(Dataset records)
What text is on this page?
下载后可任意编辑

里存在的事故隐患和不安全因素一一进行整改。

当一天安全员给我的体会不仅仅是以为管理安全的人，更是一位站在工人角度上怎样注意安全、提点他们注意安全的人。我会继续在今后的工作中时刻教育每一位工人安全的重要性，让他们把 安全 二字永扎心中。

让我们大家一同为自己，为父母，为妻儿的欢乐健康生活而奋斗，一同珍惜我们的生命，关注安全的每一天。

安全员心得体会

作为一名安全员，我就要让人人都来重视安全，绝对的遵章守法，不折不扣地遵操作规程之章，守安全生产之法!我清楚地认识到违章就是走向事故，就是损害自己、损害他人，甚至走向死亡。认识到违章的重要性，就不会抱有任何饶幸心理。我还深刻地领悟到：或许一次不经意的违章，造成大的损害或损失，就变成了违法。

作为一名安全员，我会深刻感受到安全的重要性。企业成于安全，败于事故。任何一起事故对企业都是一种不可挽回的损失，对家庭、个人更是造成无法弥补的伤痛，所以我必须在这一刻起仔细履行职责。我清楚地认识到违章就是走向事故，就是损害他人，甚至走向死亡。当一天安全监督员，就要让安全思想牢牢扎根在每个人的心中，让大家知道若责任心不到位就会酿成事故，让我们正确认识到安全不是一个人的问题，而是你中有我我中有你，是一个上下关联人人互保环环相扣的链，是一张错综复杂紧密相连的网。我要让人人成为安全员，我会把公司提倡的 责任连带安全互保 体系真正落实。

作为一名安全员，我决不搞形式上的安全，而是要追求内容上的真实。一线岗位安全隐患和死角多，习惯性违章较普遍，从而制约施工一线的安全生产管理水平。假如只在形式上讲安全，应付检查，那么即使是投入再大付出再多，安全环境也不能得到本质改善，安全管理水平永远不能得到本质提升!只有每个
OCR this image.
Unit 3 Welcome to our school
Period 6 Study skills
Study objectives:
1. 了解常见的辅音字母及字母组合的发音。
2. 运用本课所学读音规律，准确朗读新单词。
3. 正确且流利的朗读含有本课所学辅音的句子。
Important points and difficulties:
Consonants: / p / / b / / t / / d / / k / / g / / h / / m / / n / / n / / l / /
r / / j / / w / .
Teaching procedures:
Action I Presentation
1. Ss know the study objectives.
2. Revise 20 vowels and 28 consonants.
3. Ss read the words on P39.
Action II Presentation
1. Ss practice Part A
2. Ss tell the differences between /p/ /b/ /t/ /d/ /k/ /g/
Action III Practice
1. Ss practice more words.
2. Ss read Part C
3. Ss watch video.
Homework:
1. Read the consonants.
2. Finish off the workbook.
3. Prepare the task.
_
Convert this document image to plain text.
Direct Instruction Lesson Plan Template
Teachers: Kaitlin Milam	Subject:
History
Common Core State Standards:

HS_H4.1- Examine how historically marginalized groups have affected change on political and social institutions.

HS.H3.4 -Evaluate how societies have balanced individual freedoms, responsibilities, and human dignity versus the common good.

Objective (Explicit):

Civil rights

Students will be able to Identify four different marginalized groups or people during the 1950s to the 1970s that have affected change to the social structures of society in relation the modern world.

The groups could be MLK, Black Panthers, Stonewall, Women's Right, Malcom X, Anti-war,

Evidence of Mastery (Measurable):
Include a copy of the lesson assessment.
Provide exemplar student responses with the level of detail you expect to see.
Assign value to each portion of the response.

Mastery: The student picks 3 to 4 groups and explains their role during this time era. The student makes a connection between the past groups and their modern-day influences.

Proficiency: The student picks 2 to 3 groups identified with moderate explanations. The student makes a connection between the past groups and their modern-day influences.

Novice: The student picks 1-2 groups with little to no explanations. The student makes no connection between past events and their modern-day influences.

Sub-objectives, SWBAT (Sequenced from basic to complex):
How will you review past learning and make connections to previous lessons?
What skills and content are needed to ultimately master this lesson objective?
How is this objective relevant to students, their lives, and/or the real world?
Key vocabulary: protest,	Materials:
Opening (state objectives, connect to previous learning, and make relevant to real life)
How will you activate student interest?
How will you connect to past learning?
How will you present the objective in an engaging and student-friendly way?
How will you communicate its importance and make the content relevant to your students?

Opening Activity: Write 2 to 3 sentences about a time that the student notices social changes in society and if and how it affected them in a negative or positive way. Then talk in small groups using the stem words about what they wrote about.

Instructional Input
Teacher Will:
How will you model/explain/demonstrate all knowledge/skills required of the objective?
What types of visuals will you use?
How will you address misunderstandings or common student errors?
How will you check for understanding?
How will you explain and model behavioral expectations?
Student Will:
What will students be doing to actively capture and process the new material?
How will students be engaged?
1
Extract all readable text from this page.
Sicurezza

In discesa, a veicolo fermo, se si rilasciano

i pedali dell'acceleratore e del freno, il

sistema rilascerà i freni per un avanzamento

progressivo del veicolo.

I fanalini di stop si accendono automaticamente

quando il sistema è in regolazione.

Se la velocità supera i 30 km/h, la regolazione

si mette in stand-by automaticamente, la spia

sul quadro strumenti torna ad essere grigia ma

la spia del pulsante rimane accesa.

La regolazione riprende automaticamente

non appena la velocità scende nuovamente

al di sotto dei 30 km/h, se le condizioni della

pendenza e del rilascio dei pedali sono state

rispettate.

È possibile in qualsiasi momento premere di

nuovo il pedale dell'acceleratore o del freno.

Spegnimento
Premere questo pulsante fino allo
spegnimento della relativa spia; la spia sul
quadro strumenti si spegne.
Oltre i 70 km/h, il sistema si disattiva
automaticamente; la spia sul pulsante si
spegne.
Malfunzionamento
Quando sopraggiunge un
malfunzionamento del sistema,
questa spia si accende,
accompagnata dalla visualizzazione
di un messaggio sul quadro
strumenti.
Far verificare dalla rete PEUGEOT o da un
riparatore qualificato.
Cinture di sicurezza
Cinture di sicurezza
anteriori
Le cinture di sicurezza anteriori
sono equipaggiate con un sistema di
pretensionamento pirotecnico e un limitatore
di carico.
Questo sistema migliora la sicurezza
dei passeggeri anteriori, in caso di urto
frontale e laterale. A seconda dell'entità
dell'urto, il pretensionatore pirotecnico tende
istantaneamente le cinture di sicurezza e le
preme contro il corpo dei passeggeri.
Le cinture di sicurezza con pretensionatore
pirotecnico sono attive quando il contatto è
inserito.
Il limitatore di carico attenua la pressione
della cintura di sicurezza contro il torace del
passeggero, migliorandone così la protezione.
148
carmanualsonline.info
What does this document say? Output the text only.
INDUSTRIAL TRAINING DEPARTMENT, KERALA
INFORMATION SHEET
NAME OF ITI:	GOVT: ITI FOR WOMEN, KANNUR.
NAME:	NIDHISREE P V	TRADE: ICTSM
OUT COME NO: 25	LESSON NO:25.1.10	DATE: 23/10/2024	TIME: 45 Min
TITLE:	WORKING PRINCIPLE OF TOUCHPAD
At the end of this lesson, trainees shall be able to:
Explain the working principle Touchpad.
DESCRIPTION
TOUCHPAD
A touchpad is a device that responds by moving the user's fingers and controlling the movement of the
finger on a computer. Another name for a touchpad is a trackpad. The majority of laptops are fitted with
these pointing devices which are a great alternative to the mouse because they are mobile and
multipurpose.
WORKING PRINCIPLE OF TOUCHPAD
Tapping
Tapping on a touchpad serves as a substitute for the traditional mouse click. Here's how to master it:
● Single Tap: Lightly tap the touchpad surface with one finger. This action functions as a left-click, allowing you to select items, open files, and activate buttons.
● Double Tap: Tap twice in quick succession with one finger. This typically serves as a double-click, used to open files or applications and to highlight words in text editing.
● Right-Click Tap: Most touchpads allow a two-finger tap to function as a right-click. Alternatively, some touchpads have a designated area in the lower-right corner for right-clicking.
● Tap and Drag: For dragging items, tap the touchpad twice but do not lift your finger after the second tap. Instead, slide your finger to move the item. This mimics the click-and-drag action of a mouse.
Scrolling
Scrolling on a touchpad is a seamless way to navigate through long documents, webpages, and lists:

WRITTEN EXERCISE:
Reproduce every line from the entries that holds the word "world".

FINAL RESULT:
Students will be able to Identify four different marginalized groups or people during the 1950s to the 1970s that have affected change to the social structures of society in relation the modern world.
How is this objective relevant to students, their lives, and/or the real world?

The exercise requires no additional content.